● What you are asked to do:
Copy out each line in the material below that has the word "Situation".
-------- Information shown
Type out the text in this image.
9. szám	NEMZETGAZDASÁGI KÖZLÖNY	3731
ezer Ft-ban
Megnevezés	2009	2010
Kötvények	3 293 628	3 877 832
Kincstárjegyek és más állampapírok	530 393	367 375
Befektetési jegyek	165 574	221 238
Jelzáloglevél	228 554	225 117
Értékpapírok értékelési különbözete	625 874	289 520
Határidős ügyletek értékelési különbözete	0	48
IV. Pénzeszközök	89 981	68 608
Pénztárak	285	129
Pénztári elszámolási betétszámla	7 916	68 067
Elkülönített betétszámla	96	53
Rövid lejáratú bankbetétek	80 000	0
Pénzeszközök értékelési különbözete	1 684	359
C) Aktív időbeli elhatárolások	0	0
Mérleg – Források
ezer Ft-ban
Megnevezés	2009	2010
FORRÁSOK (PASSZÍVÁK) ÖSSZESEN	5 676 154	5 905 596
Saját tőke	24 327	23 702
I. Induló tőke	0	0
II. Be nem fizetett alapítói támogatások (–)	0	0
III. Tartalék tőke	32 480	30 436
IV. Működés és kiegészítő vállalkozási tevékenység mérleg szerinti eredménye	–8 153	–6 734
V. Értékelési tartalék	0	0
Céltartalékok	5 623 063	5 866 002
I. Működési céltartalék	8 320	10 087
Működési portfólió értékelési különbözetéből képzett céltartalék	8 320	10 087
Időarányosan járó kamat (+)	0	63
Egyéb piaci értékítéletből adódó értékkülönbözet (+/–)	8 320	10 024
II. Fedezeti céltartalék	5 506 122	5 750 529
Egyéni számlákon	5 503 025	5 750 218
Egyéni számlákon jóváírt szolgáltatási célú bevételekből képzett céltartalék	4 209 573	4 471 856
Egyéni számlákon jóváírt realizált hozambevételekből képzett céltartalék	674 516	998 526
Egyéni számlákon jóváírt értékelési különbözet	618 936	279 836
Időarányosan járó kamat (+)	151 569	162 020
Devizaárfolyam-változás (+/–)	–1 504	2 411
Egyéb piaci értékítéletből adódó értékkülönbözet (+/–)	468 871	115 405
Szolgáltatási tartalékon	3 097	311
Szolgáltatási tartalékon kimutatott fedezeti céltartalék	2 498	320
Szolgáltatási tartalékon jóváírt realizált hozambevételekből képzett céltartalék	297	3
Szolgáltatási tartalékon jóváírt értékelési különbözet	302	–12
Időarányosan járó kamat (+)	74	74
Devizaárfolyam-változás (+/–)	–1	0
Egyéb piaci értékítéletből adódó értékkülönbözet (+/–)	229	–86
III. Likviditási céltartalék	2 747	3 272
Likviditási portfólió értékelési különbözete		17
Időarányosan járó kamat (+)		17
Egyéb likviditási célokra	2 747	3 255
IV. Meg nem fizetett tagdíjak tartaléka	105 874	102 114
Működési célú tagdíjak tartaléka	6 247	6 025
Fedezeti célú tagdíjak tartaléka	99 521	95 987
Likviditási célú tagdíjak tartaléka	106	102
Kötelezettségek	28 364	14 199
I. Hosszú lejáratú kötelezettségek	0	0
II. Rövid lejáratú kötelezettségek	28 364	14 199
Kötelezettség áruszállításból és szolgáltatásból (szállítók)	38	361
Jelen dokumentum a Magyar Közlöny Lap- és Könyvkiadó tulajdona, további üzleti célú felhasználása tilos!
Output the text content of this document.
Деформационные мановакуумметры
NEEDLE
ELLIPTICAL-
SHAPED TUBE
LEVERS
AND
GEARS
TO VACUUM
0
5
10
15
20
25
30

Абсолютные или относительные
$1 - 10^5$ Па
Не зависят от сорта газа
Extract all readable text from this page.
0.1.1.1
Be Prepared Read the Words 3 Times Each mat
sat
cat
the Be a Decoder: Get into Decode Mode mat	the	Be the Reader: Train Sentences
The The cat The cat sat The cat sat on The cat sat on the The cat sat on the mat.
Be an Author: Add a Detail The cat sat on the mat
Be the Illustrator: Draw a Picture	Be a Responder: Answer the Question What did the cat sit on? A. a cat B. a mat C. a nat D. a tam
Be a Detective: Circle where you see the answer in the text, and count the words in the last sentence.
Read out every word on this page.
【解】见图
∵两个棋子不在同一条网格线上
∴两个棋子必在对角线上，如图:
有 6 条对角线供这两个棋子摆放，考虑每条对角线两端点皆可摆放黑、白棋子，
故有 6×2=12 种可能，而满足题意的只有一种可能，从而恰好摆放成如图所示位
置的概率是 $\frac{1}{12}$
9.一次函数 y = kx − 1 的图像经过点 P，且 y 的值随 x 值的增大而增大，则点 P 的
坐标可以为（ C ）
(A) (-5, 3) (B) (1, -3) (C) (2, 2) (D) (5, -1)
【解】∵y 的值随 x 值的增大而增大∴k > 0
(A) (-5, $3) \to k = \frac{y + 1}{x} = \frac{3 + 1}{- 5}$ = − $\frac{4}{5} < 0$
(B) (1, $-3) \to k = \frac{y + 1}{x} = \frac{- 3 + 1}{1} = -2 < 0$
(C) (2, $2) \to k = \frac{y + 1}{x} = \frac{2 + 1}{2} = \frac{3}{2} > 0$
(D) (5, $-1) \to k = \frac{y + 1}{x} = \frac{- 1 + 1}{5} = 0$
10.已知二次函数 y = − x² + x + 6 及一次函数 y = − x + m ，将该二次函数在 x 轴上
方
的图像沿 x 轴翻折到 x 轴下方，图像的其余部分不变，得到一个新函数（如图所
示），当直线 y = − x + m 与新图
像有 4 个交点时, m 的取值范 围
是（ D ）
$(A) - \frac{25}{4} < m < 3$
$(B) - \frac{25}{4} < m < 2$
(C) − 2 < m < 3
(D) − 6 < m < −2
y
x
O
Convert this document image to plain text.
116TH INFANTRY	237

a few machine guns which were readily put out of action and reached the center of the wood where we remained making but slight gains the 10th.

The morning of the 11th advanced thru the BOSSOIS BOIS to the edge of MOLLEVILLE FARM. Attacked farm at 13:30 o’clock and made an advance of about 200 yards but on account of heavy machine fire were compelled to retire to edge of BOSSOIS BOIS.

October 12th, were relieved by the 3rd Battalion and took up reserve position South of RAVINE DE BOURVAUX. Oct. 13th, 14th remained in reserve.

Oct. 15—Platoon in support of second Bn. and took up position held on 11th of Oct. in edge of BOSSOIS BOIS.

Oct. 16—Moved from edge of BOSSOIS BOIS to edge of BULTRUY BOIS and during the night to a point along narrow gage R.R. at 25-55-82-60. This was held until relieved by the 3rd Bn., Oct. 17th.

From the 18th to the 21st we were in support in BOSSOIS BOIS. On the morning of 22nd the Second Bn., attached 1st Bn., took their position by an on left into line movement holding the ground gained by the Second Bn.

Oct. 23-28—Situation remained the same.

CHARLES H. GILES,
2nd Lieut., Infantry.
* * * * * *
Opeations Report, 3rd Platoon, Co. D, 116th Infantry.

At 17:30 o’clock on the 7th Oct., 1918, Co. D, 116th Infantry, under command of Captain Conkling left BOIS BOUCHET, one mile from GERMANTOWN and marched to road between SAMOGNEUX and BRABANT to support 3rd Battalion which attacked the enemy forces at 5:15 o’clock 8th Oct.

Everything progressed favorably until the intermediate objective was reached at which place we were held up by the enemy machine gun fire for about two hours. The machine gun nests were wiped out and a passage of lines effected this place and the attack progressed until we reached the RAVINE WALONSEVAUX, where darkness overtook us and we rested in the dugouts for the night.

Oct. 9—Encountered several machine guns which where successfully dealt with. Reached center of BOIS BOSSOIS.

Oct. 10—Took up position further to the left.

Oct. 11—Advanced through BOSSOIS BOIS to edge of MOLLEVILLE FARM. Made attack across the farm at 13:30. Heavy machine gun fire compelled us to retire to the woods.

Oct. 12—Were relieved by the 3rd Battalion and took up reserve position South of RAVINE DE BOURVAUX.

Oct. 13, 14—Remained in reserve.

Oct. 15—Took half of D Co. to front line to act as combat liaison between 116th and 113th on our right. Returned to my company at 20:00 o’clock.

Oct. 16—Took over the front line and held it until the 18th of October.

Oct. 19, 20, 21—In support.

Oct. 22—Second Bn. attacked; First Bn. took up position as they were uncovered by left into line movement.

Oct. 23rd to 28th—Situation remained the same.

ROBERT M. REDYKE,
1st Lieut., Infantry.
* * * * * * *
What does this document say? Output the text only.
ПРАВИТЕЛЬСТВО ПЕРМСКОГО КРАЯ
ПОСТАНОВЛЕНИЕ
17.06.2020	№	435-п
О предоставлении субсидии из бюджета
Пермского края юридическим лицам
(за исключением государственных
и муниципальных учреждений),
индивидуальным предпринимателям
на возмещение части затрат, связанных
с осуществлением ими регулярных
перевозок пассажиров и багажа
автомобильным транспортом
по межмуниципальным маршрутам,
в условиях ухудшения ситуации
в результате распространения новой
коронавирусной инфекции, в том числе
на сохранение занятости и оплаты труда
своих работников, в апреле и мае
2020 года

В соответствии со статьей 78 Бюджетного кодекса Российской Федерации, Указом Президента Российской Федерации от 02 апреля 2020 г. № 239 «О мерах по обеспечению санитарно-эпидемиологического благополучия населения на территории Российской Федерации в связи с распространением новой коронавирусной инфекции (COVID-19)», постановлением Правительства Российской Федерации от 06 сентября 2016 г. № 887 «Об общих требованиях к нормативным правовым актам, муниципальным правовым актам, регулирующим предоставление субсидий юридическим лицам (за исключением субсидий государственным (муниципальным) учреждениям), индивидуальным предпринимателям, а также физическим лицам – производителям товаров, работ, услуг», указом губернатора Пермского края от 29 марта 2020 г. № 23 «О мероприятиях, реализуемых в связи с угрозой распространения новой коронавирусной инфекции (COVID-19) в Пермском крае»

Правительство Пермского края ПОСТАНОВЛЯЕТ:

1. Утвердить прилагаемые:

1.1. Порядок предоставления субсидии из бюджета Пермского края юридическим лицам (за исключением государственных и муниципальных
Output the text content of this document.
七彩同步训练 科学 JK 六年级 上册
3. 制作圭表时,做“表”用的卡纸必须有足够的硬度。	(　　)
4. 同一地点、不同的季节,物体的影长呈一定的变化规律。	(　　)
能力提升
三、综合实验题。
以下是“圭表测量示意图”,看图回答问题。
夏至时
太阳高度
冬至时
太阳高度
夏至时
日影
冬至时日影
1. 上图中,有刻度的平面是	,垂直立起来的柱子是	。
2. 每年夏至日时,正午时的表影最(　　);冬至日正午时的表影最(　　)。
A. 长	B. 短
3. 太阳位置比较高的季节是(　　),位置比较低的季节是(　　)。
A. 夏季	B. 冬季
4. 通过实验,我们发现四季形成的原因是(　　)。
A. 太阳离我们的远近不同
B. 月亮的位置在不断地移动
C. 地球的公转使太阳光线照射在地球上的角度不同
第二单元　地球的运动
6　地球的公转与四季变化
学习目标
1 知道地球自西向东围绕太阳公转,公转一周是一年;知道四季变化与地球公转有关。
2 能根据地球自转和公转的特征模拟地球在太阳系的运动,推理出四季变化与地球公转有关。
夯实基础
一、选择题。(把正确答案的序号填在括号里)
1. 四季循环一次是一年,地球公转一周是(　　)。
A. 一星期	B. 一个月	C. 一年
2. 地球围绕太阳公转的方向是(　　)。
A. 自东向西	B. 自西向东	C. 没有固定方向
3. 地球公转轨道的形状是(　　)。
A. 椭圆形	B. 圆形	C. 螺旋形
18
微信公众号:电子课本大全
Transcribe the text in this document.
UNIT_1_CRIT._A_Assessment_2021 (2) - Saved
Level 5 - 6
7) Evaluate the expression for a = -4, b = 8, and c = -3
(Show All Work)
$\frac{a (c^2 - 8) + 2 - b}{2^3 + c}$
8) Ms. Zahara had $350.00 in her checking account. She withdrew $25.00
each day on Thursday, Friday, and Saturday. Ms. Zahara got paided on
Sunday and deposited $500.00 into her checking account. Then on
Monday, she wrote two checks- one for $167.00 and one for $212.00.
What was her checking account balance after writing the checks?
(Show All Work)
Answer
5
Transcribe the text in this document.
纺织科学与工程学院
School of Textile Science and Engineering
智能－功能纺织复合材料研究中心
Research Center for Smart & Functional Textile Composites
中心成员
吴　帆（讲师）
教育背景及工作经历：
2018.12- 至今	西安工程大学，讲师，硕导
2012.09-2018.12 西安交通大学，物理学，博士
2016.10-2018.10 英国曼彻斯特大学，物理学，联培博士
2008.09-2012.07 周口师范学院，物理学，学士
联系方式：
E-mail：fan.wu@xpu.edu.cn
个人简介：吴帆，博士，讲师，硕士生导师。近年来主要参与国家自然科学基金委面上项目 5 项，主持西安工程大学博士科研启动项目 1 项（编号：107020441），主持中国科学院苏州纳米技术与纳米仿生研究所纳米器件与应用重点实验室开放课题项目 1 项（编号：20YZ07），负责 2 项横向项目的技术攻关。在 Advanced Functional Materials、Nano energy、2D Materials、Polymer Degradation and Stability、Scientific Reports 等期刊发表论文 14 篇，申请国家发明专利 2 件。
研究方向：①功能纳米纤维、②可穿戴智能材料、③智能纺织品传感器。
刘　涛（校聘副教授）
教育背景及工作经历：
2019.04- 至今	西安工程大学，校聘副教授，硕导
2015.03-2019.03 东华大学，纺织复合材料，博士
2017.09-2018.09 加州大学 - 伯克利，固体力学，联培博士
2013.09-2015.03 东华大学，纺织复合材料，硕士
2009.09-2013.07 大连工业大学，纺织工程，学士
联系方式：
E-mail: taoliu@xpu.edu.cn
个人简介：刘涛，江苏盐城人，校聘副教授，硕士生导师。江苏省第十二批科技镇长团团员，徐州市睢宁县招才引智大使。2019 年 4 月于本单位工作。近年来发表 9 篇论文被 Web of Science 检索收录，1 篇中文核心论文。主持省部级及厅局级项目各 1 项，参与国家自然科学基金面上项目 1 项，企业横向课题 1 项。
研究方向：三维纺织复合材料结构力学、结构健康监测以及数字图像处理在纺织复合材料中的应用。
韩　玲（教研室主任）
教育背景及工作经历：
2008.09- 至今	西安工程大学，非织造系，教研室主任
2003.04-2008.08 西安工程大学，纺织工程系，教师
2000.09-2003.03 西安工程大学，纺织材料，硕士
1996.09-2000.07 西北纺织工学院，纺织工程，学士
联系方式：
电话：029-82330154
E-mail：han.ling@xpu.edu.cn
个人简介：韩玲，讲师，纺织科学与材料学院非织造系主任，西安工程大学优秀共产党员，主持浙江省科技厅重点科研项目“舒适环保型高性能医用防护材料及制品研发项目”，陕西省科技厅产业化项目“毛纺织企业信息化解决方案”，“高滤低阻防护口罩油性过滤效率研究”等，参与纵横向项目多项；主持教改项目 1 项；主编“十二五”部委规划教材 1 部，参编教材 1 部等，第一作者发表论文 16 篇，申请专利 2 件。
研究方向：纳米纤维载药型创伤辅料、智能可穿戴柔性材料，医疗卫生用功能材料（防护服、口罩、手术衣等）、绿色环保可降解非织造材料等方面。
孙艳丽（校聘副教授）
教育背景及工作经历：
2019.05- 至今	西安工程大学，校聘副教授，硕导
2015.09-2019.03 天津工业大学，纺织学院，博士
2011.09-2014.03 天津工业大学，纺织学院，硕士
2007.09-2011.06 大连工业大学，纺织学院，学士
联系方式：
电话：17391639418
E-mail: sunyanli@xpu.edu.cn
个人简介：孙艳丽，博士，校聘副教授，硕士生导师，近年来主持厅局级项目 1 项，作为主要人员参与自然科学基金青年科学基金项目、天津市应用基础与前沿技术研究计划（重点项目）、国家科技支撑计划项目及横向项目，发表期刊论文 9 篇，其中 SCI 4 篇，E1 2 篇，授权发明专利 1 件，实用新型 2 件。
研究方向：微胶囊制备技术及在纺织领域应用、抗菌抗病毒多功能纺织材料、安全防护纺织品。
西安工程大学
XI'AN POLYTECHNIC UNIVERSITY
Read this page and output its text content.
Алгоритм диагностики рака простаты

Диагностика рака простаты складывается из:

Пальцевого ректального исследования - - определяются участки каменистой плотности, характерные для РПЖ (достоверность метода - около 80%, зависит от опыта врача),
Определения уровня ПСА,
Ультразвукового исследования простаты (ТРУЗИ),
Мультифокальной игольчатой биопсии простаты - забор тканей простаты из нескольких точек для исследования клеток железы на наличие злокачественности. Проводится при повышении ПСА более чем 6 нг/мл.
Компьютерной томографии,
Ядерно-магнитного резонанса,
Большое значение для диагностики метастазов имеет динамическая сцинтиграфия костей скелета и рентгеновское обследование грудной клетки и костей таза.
----------------
● The response:
Oct. 23-28—Situation remained the same.
Oct. 23rd to 28th—Situation remained the same.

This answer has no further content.